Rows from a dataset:
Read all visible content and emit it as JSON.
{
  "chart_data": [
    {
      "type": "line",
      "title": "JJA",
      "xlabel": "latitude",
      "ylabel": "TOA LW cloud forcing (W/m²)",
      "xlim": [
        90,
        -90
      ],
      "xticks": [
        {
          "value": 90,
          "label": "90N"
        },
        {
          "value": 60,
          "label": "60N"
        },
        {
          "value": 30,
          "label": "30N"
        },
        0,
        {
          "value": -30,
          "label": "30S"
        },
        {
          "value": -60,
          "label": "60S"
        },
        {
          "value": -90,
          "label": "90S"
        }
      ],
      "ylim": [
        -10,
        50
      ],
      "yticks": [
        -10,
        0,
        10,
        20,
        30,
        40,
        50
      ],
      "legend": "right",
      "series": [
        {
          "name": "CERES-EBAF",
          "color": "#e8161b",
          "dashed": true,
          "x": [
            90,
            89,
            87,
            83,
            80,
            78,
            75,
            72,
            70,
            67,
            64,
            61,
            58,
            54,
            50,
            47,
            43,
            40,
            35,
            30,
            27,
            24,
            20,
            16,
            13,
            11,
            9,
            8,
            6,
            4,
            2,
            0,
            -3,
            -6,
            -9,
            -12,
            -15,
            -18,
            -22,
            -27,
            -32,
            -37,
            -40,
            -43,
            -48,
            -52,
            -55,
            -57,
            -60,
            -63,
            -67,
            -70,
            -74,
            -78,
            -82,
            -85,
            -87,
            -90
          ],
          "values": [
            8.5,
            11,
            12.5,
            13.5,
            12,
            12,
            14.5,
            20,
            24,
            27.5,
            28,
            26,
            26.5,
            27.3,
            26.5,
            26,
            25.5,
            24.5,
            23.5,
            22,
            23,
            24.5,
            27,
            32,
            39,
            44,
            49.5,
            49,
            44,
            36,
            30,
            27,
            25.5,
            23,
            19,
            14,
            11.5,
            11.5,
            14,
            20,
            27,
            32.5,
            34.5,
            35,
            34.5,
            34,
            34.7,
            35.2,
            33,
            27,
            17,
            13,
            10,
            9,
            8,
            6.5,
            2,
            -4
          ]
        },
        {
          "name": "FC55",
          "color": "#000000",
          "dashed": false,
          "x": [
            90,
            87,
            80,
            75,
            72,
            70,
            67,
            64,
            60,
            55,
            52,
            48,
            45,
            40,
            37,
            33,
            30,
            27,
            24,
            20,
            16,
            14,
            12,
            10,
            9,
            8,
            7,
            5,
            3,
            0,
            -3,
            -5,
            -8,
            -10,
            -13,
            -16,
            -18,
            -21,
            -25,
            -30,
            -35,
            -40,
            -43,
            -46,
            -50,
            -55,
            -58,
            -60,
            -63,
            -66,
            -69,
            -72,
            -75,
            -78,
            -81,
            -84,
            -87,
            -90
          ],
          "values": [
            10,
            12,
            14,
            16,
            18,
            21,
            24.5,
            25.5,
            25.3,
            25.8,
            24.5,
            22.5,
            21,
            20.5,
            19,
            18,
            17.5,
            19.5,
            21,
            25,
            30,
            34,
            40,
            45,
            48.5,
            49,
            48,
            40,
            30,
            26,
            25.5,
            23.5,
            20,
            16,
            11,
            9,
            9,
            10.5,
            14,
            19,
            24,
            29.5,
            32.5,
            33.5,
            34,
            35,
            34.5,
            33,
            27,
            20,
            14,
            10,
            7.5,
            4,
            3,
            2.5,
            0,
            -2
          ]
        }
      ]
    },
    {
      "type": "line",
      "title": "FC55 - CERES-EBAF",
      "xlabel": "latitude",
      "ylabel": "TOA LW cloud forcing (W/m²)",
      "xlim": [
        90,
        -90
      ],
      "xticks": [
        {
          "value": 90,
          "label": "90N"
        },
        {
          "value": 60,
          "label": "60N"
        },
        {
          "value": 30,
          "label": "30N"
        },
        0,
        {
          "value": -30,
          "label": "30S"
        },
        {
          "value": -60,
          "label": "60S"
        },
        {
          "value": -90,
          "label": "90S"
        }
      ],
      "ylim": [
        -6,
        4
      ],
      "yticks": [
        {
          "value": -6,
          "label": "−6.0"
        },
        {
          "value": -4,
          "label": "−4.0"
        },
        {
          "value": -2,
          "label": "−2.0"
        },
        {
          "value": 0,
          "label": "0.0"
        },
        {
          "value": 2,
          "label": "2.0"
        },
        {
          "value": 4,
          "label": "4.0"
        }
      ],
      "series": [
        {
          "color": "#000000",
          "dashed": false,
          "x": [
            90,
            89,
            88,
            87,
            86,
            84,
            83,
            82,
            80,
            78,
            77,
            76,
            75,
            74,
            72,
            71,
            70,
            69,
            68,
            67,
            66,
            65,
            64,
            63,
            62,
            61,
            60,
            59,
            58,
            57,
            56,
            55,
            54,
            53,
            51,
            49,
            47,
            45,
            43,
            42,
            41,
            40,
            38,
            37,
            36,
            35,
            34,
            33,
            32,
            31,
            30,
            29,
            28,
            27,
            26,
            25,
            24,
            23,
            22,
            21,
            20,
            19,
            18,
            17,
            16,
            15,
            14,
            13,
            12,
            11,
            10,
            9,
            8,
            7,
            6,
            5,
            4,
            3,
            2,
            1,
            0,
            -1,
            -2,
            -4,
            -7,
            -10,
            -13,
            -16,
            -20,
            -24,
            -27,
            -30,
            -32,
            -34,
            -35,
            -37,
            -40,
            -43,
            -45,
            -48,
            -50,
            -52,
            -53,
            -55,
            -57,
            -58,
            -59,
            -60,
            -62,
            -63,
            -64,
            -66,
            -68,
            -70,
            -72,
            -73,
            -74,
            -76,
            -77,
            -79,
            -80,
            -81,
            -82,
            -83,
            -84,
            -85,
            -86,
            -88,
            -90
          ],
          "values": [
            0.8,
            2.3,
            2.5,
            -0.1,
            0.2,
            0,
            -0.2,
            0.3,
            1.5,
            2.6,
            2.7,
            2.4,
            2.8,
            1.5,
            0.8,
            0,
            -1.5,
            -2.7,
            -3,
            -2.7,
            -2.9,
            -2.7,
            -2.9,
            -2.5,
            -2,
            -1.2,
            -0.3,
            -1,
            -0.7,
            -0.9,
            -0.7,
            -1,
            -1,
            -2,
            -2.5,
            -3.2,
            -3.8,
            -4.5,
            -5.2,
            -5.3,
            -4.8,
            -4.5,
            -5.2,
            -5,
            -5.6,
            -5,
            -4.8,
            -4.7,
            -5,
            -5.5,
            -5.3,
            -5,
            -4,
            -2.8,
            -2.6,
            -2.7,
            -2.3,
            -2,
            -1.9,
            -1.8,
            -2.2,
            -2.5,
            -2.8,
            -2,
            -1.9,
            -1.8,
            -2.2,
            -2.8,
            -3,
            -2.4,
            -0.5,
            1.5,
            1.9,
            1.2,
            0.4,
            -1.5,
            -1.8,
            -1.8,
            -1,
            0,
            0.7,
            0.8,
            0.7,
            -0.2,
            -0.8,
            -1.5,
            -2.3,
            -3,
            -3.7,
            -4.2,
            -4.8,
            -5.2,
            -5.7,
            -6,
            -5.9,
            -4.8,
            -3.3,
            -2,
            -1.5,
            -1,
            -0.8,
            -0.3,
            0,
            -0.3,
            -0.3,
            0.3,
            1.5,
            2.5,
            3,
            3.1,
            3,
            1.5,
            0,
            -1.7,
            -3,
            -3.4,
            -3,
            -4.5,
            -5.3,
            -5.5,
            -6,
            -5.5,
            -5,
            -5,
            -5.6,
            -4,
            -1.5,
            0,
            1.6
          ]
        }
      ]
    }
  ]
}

__EXERCISE GOAL__
Count up the lines in the listing that hold the word "EBAF", and give that number only.

__WORKED ANSWER__
2